- [Task details]: Here are some records; copy every line that holds the word "docs".
^^^^
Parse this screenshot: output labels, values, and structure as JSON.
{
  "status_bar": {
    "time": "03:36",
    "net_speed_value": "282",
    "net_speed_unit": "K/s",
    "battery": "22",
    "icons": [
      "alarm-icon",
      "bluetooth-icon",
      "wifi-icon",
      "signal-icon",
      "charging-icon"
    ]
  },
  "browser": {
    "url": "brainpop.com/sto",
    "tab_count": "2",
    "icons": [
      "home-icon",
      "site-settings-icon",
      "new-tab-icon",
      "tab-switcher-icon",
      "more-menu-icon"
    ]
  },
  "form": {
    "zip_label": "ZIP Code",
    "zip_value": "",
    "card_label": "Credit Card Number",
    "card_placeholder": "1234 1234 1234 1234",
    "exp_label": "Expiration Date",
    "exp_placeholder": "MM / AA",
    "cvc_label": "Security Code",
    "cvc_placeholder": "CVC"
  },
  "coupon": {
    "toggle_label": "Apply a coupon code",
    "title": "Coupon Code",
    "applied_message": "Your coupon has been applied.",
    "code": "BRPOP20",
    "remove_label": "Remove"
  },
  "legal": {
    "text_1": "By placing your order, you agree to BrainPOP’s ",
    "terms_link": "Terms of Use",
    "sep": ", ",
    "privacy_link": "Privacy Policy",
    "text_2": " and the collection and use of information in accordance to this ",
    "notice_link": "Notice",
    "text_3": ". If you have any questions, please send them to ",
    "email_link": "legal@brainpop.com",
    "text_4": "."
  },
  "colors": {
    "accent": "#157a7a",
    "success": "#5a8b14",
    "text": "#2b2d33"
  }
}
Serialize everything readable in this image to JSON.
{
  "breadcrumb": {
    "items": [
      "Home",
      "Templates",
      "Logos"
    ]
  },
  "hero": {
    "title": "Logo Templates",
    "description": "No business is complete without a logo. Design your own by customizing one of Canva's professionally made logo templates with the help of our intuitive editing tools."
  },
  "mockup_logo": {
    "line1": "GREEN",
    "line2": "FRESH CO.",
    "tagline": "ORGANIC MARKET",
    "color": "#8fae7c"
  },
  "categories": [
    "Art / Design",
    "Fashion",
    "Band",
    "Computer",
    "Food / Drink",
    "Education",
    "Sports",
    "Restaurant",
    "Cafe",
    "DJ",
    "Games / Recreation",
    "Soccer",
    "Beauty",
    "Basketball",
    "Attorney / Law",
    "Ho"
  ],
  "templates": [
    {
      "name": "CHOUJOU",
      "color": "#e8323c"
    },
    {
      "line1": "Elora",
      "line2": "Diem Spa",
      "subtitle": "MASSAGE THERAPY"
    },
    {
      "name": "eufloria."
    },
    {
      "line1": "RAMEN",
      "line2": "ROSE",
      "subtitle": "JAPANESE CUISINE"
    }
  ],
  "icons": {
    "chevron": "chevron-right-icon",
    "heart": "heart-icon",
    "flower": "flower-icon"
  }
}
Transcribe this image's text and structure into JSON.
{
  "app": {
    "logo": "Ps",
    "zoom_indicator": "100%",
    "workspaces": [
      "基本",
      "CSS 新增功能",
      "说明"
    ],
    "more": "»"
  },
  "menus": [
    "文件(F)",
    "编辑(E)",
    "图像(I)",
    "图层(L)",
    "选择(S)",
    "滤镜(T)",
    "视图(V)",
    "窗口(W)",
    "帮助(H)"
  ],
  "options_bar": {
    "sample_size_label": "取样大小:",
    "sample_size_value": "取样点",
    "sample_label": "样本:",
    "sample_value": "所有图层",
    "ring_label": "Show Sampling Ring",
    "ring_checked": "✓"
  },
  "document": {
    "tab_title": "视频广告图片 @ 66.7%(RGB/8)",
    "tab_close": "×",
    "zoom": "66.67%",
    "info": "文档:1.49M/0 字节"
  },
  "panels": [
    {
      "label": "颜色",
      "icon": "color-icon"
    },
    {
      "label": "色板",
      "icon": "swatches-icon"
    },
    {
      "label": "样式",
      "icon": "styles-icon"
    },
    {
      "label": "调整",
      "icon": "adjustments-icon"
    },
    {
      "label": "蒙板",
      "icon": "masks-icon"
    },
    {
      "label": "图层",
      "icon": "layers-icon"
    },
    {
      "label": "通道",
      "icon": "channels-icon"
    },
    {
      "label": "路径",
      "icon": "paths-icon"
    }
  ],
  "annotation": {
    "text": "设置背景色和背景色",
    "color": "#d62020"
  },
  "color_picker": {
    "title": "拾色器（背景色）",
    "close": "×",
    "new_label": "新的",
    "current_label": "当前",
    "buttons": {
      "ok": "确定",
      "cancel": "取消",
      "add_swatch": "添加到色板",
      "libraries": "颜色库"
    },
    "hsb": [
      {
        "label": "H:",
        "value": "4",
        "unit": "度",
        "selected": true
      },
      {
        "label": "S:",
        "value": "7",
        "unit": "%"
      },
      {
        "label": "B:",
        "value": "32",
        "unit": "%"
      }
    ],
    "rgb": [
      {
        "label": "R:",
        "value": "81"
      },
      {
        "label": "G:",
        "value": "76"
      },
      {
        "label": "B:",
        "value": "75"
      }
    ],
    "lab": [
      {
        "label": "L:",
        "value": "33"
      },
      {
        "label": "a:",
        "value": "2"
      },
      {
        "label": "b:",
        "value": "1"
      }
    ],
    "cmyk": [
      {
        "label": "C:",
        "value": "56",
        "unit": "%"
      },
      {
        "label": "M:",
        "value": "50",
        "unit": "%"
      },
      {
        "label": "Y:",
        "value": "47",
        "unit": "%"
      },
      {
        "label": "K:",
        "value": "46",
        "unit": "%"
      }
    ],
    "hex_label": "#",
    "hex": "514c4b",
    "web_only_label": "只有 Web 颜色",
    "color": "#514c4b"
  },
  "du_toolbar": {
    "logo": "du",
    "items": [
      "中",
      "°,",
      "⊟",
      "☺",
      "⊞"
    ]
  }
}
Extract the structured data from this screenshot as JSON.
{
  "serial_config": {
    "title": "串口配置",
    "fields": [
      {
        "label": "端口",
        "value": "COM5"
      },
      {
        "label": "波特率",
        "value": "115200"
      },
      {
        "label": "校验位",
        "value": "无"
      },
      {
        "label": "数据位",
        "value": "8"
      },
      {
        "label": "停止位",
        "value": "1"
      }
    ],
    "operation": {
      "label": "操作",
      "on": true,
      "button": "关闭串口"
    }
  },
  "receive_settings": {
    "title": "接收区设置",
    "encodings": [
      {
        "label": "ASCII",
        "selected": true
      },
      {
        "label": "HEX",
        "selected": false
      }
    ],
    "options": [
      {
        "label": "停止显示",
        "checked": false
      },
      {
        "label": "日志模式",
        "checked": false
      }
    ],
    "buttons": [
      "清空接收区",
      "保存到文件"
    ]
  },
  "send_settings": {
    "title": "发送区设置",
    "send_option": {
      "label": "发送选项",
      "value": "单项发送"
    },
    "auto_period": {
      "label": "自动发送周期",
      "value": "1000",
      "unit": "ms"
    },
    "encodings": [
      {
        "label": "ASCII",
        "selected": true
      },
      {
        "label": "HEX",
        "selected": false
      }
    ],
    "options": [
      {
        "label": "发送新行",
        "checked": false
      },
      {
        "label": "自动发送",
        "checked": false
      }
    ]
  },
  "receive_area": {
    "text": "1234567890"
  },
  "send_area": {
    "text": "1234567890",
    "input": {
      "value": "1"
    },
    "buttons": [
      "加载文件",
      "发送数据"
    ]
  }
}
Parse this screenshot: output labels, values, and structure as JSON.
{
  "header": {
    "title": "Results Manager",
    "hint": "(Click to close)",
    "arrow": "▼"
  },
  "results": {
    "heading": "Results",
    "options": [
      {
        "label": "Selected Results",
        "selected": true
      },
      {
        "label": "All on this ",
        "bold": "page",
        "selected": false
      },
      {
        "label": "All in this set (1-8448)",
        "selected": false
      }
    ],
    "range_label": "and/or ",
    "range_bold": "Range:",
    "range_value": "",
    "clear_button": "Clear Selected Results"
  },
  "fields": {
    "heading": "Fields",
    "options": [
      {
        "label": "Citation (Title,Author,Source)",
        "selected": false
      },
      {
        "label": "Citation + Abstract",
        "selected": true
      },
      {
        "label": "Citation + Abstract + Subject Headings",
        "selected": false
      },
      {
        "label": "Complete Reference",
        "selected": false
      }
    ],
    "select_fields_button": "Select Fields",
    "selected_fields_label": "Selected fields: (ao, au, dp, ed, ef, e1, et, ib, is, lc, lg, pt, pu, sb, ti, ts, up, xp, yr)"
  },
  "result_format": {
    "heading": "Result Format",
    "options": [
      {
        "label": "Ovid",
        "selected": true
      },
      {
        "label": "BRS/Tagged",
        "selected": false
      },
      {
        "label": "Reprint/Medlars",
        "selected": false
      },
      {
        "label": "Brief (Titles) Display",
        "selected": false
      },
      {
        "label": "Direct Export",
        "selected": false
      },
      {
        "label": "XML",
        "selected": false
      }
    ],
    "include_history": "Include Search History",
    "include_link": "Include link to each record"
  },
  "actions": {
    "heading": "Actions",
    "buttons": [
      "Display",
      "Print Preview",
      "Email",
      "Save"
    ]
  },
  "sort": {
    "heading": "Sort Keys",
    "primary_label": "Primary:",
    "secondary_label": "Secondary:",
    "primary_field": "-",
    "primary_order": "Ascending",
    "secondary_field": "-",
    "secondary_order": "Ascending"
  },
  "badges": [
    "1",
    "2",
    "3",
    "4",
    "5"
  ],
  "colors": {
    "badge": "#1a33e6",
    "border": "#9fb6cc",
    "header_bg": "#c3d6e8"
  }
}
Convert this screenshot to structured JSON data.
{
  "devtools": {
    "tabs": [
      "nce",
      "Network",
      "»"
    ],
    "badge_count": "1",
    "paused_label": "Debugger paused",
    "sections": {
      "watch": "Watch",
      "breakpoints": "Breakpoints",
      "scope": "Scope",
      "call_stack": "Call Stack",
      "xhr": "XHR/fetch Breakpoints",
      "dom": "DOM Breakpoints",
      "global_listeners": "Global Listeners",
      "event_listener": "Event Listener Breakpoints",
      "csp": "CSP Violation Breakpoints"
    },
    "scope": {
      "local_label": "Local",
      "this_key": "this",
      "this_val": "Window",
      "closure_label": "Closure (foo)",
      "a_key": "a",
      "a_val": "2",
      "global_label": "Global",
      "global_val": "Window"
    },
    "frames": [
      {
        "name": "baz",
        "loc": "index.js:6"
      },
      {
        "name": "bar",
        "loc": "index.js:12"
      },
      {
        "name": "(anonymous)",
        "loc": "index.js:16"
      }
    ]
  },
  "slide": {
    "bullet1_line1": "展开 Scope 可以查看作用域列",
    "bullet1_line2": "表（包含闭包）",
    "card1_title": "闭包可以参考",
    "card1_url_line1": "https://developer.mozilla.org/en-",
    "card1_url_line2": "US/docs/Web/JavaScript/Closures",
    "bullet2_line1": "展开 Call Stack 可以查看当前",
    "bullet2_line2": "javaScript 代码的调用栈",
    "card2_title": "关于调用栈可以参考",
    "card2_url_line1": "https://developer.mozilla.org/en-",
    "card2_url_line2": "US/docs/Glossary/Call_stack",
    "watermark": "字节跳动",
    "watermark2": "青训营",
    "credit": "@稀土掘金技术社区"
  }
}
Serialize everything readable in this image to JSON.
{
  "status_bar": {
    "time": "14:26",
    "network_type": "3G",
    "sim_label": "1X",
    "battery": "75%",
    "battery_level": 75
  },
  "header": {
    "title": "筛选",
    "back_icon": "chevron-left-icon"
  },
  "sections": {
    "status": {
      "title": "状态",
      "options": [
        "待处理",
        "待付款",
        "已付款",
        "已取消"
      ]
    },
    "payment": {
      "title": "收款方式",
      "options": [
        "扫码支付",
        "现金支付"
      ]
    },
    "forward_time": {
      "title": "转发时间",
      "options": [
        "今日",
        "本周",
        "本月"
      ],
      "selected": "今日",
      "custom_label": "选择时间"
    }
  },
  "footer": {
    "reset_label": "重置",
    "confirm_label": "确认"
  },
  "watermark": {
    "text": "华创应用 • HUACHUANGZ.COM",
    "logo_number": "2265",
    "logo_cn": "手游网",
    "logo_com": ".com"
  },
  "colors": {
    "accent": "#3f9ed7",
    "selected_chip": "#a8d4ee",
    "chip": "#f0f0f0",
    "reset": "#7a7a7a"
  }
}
^^^^
- [Task result]:
    "card1_url_line2": "US/docs/Web/JavaScript/Closures",
    "card2_url_line2": "US/docs/Glossary/Call_stack",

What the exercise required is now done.